*TASK INSTRUCTIONS*.
Summarize the mailing-list reply below about regular expressions in Squid in two sentences.
--- begin PASSAGE TO READ ---
Re: [squid-users] Squid network read()'s only 2k long? from Marcus Kool on 2010-11-01 (squid-users)

From: Marcus Kool <marcus.kool_at_urlfilterdb.com>
Date: Mon, 01 Nov 2010 16:18:11 -0200

I am author of ufdbGuard, a free URL filter for Squid.
You may want to check it out: ufdbGuard is multithreaded and supports
POSIX regular expressions.

If you do not want to use ufdbGuard, here is a tip:
ufdbGuard composes large REs from a set of "simple" REs:
largeRE = (RE1)|(RE2)|...|(REn)
which reduces the CPU time for the RE matching logic considerably.

Marcus

Henrik K wrote:
> On Mon, Nov 01, 2010 at 03:00:21PM +0000, declanw_at_is.bbc.co.uk wrote:
>> Besides that, I have a laaarge url_regexp file to process, and I was
>> wondering if there was any benefit to trying to break this regexp out to a
>> perl helper process (and if anyone has a precooked setup doing this I can
>> borrow)
--- end PASSAGE TO READ ---
--- begin SUPPLIED DATA ---
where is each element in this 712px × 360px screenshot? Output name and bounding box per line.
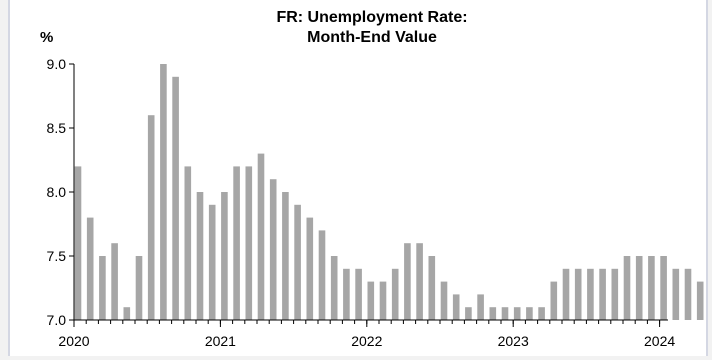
--- end SUPPLIED DATA ---
*RESULT OF THIS EXERCISE*.
Marcus Kool, author of ufdbGuard, recommends it as a free, multithreaded URL filter for Squid that supports POSIX regular expressions, in reply to a question about processing a large url_regexp file. For anyone not using it, the tip is to combine simple regular expressions into one large expression of the form (RE1)|(RE2)|...|(REn), which considerably reduces the CPU time spent on matching.